— GIVEN TASK —
Scan the records for the string "Советская"; copy each line where it occurs.

--- START RAW DATA ---

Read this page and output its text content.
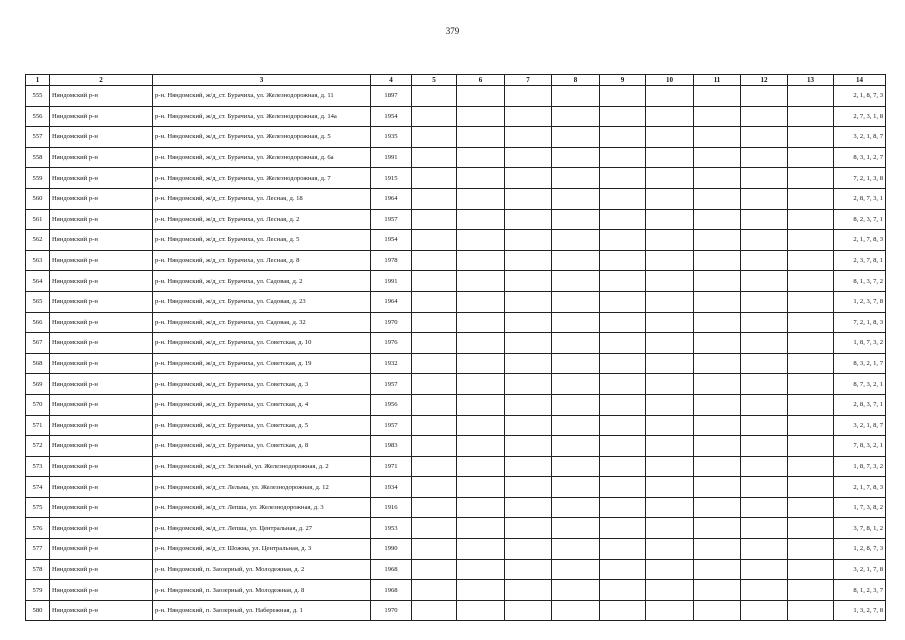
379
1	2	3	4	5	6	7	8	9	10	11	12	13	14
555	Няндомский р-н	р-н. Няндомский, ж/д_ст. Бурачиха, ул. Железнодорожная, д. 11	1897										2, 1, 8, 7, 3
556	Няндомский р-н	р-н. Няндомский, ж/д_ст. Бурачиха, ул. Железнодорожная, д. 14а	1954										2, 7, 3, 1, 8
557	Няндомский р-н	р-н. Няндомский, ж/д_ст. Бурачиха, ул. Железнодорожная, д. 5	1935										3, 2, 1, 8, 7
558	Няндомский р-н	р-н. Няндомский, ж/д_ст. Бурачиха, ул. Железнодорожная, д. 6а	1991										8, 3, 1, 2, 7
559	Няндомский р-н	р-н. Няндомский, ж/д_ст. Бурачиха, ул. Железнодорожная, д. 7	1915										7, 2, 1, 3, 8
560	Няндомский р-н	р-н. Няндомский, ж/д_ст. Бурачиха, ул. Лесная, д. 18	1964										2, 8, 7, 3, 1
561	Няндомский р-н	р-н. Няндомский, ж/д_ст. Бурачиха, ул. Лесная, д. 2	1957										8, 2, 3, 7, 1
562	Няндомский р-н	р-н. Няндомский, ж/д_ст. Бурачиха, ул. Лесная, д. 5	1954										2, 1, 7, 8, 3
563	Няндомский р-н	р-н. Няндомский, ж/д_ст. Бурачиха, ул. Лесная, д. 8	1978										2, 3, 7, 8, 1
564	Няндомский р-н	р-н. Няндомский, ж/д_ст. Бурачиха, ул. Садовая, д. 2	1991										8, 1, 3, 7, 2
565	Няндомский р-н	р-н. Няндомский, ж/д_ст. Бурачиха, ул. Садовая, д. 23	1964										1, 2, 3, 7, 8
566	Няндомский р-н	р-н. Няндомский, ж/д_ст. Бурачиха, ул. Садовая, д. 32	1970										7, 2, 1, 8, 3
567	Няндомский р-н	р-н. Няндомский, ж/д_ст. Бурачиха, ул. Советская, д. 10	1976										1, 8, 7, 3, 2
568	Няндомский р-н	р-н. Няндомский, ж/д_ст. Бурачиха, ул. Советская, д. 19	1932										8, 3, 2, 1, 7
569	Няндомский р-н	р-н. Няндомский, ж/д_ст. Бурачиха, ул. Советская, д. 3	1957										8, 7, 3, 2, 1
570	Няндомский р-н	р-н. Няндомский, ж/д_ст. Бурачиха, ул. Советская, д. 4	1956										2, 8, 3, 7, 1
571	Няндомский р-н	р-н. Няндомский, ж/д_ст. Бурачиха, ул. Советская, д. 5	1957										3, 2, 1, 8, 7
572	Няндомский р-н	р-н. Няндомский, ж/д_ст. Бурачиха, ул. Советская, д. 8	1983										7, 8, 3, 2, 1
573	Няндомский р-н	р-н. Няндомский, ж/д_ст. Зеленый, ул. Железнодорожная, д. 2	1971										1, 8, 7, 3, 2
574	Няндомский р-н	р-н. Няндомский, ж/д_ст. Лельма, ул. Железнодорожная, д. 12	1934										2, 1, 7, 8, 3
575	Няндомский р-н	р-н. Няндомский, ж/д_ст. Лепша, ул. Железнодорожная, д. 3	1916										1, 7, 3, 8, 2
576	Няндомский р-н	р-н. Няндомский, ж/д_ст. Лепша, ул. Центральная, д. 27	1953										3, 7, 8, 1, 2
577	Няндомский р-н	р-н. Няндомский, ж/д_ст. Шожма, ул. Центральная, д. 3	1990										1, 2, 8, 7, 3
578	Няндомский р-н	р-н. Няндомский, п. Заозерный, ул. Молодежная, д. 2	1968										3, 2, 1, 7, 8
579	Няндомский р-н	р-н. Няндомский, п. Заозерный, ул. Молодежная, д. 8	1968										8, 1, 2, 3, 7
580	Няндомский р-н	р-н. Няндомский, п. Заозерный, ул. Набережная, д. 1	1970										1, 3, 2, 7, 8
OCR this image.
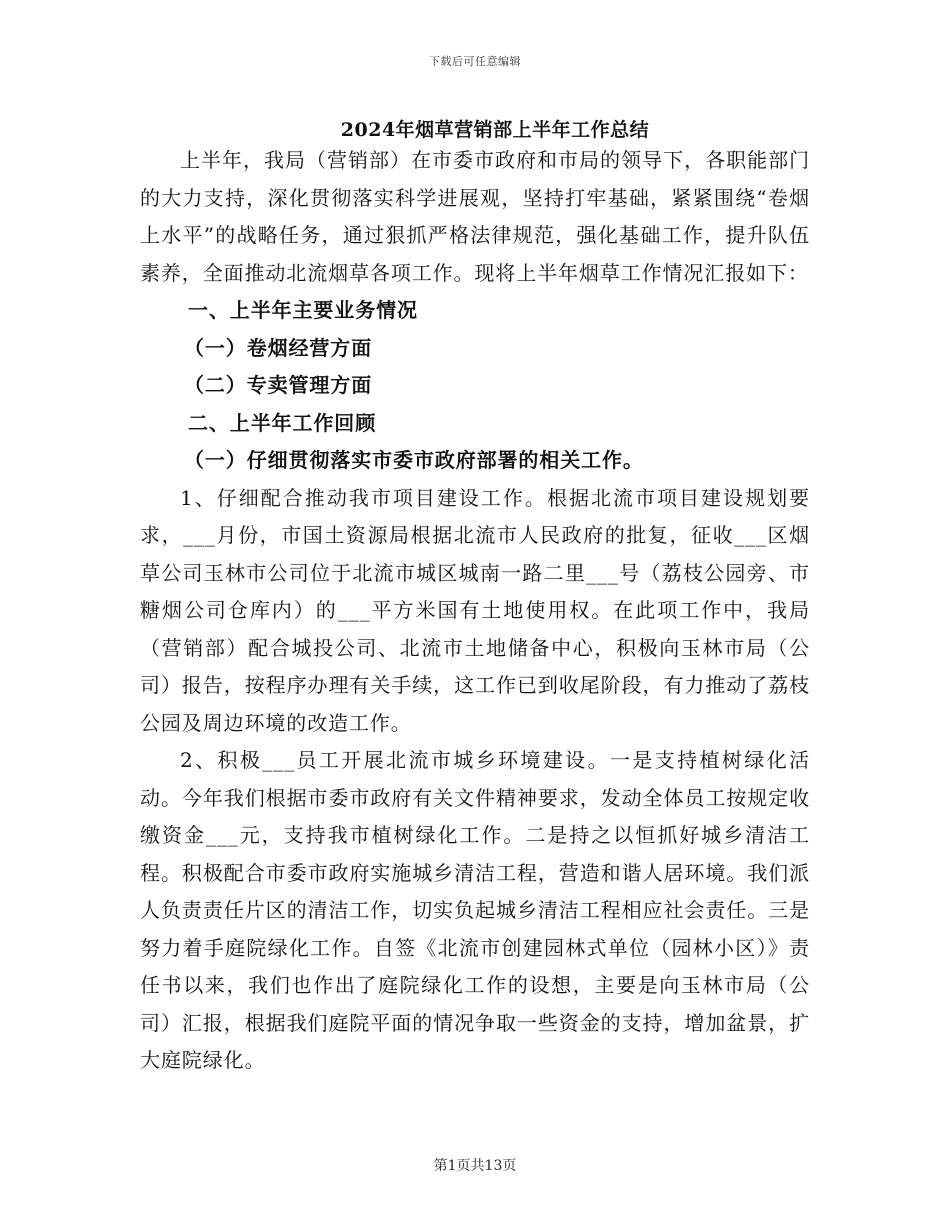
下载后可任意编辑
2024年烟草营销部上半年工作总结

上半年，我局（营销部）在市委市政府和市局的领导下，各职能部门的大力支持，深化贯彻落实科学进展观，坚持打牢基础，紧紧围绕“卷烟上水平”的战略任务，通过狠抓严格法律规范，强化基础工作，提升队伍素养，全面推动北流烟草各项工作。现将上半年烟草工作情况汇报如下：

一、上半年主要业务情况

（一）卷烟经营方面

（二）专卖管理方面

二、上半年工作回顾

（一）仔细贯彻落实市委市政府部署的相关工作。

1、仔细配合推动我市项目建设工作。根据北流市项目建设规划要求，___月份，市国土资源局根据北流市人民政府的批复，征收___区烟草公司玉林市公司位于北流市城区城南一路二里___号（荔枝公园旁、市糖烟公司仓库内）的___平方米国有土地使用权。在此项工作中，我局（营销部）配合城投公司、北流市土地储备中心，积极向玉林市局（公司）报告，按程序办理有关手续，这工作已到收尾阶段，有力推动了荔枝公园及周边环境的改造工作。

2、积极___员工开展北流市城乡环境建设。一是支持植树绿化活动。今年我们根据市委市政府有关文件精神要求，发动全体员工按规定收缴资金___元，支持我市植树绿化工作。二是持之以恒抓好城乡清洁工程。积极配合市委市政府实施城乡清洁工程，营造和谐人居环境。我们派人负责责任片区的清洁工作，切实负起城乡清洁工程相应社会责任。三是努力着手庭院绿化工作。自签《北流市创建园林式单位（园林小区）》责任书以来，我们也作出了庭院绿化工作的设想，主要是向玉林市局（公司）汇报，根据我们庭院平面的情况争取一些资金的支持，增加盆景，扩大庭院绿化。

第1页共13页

--- END RAW DATA ---

— RIGHT ANSWER —
567	Няндомский р-н	р-н. Няндомский, ж/д_ст. Бурачиха, ул. Советская, д. 10	1976										1, 8, 7, 3, 2
568	Няндомский р-н	р-н. Няндомский, ж/д_ст. Бурачиха, ул. Советская, д. 19	1932										8, 3, 2, 1, 7
569	Няндомский р-н	р-н. Няндомский, ж/д_ст. Бурачиха, ул. Советская, д. 3	1957										8, 7, 3, 2, 1
570	Няндомский р-н	р-н. Няндомский, ж/д_ст. Бурачиха, ул. Советская, д. 4	1956										2, 8, 3, 7, 1
571	Няндомский р-н	р-н. Няндомский, ж/д_ст. Бурачиха, ул. Советская, д. 5	1957										3, 2, 1, 8, 7
572	Няндомский р-н	р-н. Няндомский, ж/д_ст. Бурачиха, ул. Советская, д. 8	1983										7, 8, 3, 2, 1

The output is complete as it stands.